[Stored records]
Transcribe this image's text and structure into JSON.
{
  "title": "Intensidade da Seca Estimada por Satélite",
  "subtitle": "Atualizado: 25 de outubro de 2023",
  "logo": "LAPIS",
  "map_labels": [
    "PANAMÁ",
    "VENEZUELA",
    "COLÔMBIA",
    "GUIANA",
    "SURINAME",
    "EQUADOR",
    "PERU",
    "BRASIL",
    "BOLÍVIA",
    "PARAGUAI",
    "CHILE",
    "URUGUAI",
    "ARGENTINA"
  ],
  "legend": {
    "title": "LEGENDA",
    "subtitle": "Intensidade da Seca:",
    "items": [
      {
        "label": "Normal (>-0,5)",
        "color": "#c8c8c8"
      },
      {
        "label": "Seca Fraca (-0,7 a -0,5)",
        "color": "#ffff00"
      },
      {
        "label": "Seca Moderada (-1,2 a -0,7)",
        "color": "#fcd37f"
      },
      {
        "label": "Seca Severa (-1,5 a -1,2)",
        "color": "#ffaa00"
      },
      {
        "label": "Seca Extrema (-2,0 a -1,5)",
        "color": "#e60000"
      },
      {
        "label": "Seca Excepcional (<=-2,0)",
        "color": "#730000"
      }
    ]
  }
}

■ **The exercise**
Look through the material above. Copy each line where the word "Intensidade" appears.

■ **Right answer**
  "title": "Intensidade da Seca Estimada por Satélite",
    "subtitle": "Intensidade da Seca:",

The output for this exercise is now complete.